Materials provided >>
::::::::
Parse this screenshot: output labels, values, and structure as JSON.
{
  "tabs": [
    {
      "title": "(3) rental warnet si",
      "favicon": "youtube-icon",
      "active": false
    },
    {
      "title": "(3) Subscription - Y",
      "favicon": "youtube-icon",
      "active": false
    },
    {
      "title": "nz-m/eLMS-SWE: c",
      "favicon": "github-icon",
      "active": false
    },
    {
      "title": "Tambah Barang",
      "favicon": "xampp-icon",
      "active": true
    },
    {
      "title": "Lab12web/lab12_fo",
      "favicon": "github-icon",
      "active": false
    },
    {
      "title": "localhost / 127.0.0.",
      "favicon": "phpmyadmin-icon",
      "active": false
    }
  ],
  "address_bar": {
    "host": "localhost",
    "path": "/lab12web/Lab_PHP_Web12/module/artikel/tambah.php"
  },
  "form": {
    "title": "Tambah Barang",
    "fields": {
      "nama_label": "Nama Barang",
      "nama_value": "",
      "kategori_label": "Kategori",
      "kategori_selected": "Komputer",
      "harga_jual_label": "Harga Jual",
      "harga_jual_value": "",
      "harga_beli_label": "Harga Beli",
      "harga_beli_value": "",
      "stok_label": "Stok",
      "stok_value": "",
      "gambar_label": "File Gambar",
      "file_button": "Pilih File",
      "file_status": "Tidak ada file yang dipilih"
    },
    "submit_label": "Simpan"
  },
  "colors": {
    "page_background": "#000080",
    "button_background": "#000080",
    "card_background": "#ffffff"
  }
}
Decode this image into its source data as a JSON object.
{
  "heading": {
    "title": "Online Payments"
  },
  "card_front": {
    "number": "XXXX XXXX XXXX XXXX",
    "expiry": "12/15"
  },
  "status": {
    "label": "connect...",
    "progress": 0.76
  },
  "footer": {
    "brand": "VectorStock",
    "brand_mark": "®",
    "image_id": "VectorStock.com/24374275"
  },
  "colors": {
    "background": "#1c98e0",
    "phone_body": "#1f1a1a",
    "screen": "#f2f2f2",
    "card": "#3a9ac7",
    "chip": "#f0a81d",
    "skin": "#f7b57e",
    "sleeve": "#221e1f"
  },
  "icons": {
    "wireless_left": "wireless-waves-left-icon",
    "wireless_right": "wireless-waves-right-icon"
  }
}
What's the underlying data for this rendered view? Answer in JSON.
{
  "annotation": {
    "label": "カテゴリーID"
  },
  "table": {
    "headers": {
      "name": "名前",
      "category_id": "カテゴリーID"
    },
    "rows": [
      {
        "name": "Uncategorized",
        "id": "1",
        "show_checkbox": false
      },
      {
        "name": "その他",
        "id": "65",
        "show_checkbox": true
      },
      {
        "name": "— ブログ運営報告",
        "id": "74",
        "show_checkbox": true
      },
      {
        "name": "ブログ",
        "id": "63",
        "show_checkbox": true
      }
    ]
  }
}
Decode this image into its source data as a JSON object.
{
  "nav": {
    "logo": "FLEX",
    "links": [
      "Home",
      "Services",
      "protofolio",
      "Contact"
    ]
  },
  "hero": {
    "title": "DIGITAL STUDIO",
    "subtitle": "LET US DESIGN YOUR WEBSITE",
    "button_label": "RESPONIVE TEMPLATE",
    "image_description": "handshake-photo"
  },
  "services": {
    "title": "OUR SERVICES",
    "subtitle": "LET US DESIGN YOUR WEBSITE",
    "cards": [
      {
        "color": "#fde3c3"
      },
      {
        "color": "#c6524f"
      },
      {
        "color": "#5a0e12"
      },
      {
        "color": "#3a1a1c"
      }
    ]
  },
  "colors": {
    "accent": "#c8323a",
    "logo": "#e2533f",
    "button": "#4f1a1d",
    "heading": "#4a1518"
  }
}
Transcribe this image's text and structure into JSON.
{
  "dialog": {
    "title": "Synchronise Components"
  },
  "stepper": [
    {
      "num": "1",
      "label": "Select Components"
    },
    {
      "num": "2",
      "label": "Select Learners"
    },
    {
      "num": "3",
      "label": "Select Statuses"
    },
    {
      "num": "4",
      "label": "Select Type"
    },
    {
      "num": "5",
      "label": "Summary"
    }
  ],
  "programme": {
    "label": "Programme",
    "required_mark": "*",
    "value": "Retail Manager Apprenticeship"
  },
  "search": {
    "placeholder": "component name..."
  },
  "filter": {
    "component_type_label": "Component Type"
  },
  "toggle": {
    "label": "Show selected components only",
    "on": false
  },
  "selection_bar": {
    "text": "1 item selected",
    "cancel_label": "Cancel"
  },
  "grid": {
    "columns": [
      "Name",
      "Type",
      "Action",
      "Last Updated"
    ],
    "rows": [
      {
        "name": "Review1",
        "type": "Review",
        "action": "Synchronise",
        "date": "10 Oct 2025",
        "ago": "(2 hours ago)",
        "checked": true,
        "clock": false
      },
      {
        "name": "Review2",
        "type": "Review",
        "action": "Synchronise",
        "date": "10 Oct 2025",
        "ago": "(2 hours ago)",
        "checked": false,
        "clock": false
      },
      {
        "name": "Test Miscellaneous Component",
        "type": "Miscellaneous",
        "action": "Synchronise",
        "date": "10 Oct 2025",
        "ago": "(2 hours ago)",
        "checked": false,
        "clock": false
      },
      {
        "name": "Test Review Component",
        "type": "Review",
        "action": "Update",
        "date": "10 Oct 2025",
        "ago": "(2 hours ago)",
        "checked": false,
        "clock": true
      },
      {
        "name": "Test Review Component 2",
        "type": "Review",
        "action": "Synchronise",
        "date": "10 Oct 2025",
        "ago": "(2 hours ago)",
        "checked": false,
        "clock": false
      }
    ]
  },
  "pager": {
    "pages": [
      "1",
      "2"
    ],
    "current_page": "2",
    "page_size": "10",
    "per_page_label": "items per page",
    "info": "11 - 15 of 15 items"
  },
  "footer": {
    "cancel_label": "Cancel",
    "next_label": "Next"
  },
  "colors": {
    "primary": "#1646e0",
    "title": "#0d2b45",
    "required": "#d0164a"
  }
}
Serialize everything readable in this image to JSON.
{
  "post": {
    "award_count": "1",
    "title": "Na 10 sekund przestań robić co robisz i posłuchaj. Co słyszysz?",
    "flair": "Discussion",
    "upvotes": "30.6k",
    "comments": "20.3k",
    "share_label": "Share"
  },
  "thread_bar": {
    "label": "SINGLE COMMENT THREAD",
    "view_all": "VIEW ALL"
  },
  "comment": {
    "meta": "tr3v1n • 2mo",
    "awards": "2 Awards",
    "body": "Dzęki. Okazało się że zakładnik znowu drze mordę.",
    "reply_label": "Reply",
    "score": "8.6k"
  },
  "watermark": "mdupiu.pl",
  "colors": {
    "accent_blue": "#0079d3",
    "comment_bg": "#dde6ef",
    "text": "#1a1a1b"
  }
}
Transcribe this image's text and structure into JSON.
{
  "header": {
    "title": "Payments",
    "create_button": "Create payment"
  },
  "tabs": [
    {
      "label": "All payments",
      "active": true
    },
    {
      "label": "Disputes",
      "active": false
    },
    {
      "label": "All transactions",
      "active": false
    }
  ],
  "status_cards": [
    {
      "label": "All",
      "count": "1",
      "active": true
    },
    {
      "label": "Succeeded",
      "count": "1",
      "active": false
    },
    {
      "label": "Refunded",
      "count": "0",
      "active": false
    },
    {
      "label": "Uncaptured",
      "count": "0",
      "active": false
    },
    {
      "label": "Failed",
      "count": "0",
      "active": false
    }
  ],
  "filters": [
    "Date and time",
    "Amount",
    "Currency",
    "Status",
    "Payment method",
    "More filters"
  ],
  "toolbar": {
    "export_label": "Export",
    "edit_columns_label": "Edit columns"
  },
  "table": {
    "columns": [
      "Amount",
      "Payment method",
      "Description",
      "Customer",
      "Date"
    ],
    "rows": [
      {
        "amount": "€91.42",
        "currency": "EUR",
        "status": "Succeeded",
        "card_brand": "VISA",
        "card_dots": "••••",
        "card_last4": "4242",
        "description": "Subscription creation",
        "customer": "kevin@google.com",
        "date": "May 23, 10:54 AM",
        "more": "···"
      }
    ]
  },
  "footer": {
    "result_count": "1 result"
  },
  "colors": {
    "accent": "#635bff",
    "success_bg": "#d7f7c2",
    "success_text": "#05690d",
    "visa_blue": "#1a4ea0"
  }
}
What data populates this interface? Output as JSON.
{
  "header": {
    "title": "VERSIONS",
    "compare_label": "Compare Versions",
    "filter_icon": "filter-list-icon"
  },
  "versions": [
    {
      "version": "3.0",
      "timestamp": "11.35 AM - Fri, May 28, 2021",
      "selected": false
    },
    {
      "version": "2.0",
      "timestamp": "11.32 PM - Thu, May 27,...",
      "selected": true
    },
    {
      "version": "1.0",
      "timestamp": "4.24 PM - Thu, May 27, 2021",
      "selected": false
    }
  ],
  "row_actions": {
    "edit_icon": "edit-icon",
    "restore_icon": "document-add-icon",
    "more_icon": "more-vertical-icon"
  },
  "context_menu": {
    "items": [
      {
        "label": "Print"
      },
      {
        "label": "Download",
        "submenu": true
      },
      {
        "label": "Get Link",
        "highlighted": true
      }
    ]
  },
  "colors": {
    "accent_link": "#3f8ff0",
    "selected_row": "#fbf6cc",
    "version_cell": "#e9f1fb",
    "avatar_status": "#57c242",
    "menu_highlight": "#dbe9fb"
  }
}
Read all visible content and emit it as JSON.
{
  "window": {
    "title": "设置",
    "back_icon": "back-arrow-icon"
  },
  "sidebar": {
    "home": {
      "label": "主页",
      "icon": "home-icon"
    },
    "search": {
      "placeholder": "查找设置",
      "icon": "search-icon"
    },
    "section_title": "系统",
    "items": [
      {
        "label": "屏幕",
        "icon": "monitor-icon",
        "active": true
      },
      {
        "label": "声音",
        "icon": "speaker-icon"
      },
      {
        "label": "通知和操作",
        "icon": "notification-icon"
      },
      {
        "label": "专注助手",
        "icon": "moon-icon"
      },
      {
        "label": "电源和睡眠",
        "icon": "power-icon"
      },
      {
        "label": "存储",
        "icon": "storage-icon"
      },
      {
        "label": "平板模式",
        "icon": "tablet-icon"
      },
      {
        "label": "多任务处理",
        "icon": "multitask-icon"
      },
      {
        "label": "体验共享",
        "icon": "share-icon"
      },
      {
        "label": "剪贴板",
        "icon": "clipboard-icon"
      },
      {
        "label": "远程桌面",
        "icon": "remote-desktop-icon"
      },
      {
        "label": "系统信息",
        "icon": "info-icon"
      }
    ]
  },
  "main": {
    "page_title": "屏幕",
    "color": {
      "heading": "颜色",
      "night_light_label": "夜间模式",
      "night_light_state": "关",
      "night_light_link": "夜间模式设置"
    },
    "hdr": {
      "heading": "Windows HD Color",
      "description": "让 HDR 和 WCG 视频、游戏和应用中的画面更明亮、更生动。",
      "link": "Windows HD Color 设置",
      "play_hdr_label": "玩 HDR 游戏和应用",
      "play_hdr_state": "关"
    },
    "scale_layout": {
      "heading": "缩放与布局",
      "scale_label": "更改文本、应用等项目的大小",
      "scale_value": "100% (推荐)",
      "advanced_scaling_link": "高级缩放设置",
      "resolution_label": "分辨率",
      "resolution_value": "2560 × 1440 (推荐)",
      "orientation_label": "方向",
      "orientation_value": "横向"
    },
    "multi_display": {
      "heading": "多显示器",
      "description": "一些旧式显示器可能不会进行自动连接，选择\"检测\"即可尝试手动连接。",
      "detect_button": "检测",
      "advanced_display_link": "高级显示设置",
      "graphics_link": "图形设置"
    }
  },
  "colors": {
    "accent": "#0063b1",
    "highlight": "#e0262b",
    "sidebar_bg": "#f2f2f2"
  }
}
::::::::
Exercise directions >>
Find how many lines in the listing hold "What", and reply with that number only.

Solution for this problem >>
2